* _REQUIRED TASK_:
Every entry that follows should be reproduced exactly.

* _MATERIAL PROVIDED_:
--

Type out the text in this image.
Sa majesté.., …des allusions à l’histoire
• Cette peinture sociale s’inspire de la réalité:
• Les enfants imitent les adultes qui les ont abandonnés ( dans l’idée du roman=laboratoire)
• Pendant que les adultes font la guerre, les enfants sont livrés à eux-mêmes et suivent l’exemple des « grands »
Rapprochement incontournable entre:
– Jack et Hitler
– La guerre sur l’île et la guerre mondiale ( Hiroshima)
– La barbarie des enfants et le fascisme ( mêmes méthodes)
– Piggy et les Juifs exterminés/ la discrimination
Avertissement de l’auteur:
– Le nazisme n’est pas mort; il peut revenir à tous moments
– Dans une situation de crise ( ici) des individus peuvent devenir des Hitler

--

* _ANSWER TO THE TASK_:
Type out the text in this image.
Sa majesté.., …des allusions à l’histoire
• Cette peinture sociale s’inspire de la réalité:
• Les enfants imitent les adultes qui les ont abandonnés ( dans l’idée du roman=laboratoire)
• Pendant que les adultes font la guerre, les enfants sont livrés à eux-mêmes et suivent l’exemple des « grands »
Rapprochement incontournable entre:
– Jack et Hitler
– La guerre sur l’île et la guerre mondiale ( Hiroshima)
– La barbarie des enfants et le fascisme ( mêmes méthodes)
– Piggy et les Juifs exterminés/ la discrimination
Avertissement de l’auteur:
– Le nazisme n’est pas mort; il peut revenir à tous moments
– Dans une situation de crise ( ici) des individus peuvent devenir des Hitler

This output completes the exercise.